- What needs to be done -
Wherever the word "Name" shows up in a line, please copy that line.
── Dataset ──
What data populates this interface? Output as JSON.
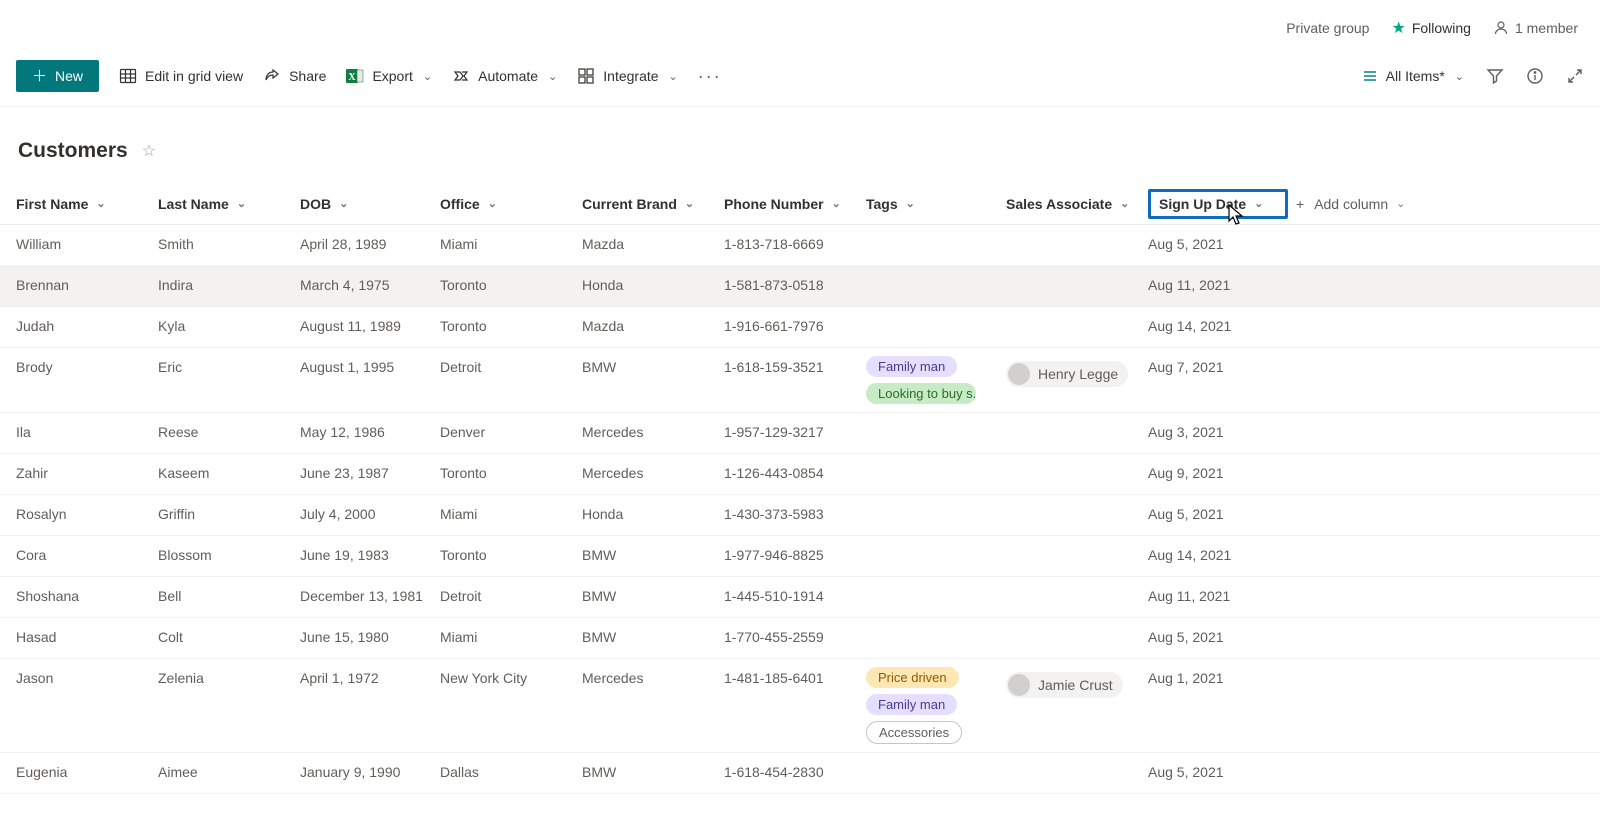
{
  "topbar": {
    "privacy": "Private group",
    "following_label": "Following",
    "members_label": "1 member"
  },
  "cmdbar": {
    "new_label": "New",
    "edit_grid_label": "Edit in grid view",
    "share_label": "Share",
    "export_label": "Export",
    "automate_label": "Automate",
    "integrate_label": "Integrate",
    "view_selector_label": "All Items*"
  },
  "list": {
    "title": "Customers"
  },
  "columns": {
    "first_name": "First Name",
    "last_name": "Last Name",
    "dob": "DOB",
    "office": "Office",
    "current_brand": "Current Brand",
    "phone": "Phone Number",
    "tags": "Tags",
    "sales_associate": "Sales Associate",
    "sign_up_date": "Sign Up Date",
    "add_column": "Add column"
  },
  "tag_styles": {
    "Family man": "tag-purple",
    "Looking to buy s...": "tag-green",
    "Price driven": "tag-amber",
    "Accessories": "tag-outline"
  },
  "rows": [
    {
      "first": "William",
      "last": "Smith",
      "dob": "April 28, 1989",
      "office": "Miami",
      "brand": "Mazda",
      "phone": "1-813-718-6669",
      "tags": [],
      "assoc": "",
      "signup": "Aug 5, 2021",
      "highlight": false
    },
    {
      "first": "Brennan",
      "last": "Indira",
      "dob": "March 4, 1975",
      "office": "Toronto",
      "brand": "Honda",
      "phone": "1-581-873-0518",
      "tags": [],
      "assoc": "",
      "signup": "Aug 11, 2021",
      "highlight": true
    },
    {
      "first": "Judah",
      "last": "Kyla",
      "dob": "August 11, 1989",
      "office": "Toronto",
      "brand": "Mazda",
      "phone": "1-916-661-7976",
      "tags": [],
      "assoc": "",
      "signup": "Aug 14, 2021",
      "highlight": false
    },
    {
      "first": "Brody",
      "last": "Eric",
      "dob": "August 1, 1995",
      "office": "Detroit",
      "brand": "BMW",
      "phone": "1-618-159-3521",
      "tags": [
        "Family man",
        "Looking to buy s..."
      ],
      "assoc": "Henry Legge",
      "signup": "Aug 7, 2021",
      "highlight": false
    },
    {
      "first": "Ila",
      "last": "Reese",
      "dob": "May 12, 1986",
      "office": "Denver",
      "brand": "Mercedes",
      "phone": "1-957-129-3217",
      "tags": [],
      "assoc": "",
      "signup": "Aug 3, 2021",
      "highlight": false
    },
    {
      "first": "Zahir",
      "last": "Kaseem",
      "dob": "June 23, 1987",
      "office": "Toronto",
      "brand": "Mercedes",
      "phone": "1-126-443-0854",
      "tags": [],
      "assoc": "",
      "signup": "Aug 9, 2021",
      "highlight": false
    },
    {
      "first": "Rosalyn",
      "last": "Griffin",
      "dob": "July 4, 2000",
      "office": "Miami",
      "brand": "Honda",
      "phone": "1-430-373-5983",
      "tags": [],
      "assoc": "",
      "signup": "Aug 5, 2021",
      "highlight": false
    },
    {
      "first": "Cora",
      "last": "Blossom",
      "dob": "June 19, 1983",
      "office": "Toronto",
      "brand": "BMW",
      "phone": "1-977-946-8825",
      "tags": [],
      "assoc": "",
      "signup": "Aug 14, 2021",
      "highlight": false
    },
    {
      "first": "Shoshana",
      "last": "Bell",
      "dob": "December 13, 1981",
      "office": "Detroit",
      "brand": "BMW",
      "phone": "1-445-510-1914",
      "tags": [],
      "assoc": "",
      "signup": "Aug 11, 2021",
      "highlight": false
    },
    {
      "first": "Hasad",
      "last": "Colt",
      "dob": "June 15, 1980",
      "office": "Miami",
      "brand": "BMW",
      "phone": "1-770-455-2559",
      "tags": [],
      "assoc": "",
      "signup": "Aug 5, 2021",
      "highlight": false
    },
    {
      "first": "Jason",
      "last": "Zelenia",
      "dob": "April 1, 1972",
      "office": "New York City",
      "brand": "Mercedes",
      "phone": "1-481-185-6401",
      "tags": [
        "Price driven",
        "Family man",
        "Accessories"
      ],
      "assoc": "Jamie Crust",
      "signup": "Aug 1, 2021",
      "highlight": false
    },
    {
      "first": "Eugenia",
      "last": "Aimee",
      "dob": "January 9, 1990",
      "office": "Dallas",
      "brand": "BMW",
      "phone": "1-618-454-2830",
      "tags": [],
      "assoc": "",
      "signup": "Aug 5, 2021",
      "highlight": false
    }
  ]
}
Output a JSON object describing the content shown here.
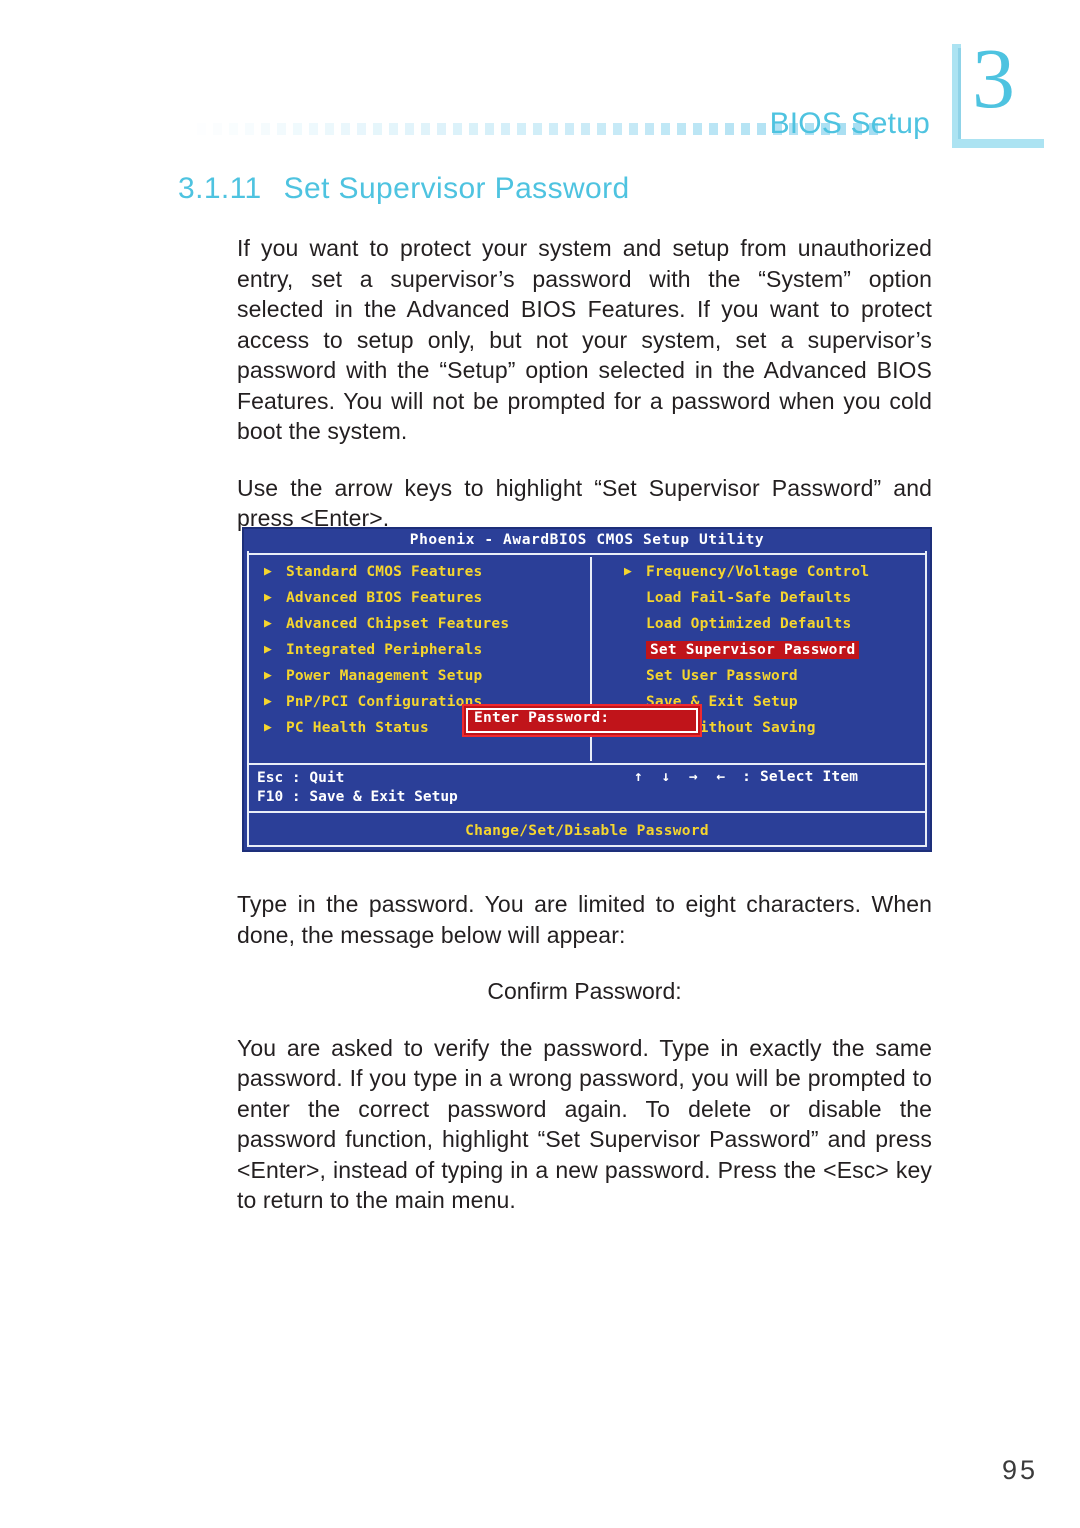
{
  "header": {
    "chapter_number": "3",
    "title": "BIOS Setup",
    "rule_square_count": 44,
    "accent_color": "#4ec3e0",
    "rule_color": "#cfe9f8"
  },
  "section": {
    "number": "3.1.11",
    "title": "Set Supervisor Password"
  },
  "paragraphs": {
    "p1": "If you want to protect your system and setup from unauthorized entry, set a supervisor’s password with the “System” option selected in the Advanced BIOS Features. If you want to protect access to setup only, but not your system, set a supervisor’s password with the “Setup” option selected in the Advanced BIOS Features. You will not be prompted for a password when you cold boot the system.",
    "p2": "Use the arrow keys to highlight “Set Supervisor Password” and press <Enter>.",
    "p3": "Type in the password. You are limited to eight characters. When done, the message below will appear:",
    "confirm_note": "Confirm Password:",
    "p4": "You are asked to verify the password. Type in exactly the same password. If you type in a wrong password, you will be prompted to enter the correct password again. To delete or disable the password function, highlight “Set Supervisor Password” and press <Enter>, instead of typing in a new password. Press the <Esc> key to return to the main menu."
  },
  "bios": {
    "title": "Phoenix - AwardBIOS CMOS Setup Utility",
    "left_items": [
      {
        "label": "Standard CMOS Features",
        "arrow": true
      },
      {
        "label": "Advanced BIOS Features",
        "arrow": true
      },
      {
        "label": "Advanced Chipset Features",
        "arrow": true
      },
      {
        "label": "Integrated Peripherals",
        "arrow": true
      },
      {
        "label": "Power Management Setup",
        "arrow": true
      },
      {
        "label": "PnP/PCI Configurations",
        "arrow": true
      },
      {
        "label": "PC Health Status",
        "arrow": true
      }
    ],
    "right_items": [
      {
        "label": "Frequency/Voltage Control",
        "arrow": true,
        "highlight": false
      },
      {
        "label": "Load Fail-Safe Defaults",
        "arrow": false,
        "highlight": false
      },
      {
        "label": "Load Optimized Defaults",
        "arrow": false,
        "highlight": false
      },
      {
        "label": "Set Supervisor Password",
        "arrow": false,
        "highlight": true
      },
      {
        "label": "Set User Password",
        "arrow": false,
        "highlight": false
      },
      {
        "label": "Save & Exit Setup",
        "arrow": false,
        "highlight": false
      },
      {
        "label": "Exit Without Saving",
        "arrow": false,
        "highlight": false
      }
    ],
    "dialog": {
      "prompt": "Enter Password:"
    },
    "keys": {
      "esc": "Esc : Quit",
      "f10": "F10 : Save & Exit Setup",
      "arrows": "↑ ↓ → ←",
      "select": ": Select Item"
    },
    "footer": "Change/Set/Disable Password",
    "colors": {
      "background": "#2b3f98",
      "menu_text": "#f5d52e",
      "key_text": "#ffffff",
      "highlight_bg": "#c0141a",
      "dialog_border": "#ef2a2f"
    }
  },
  "footer": {
    "page_number": "95"
  }
}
───
- Exercise answer -
    "first_name": "First Name",
    "last_name": "Last Name",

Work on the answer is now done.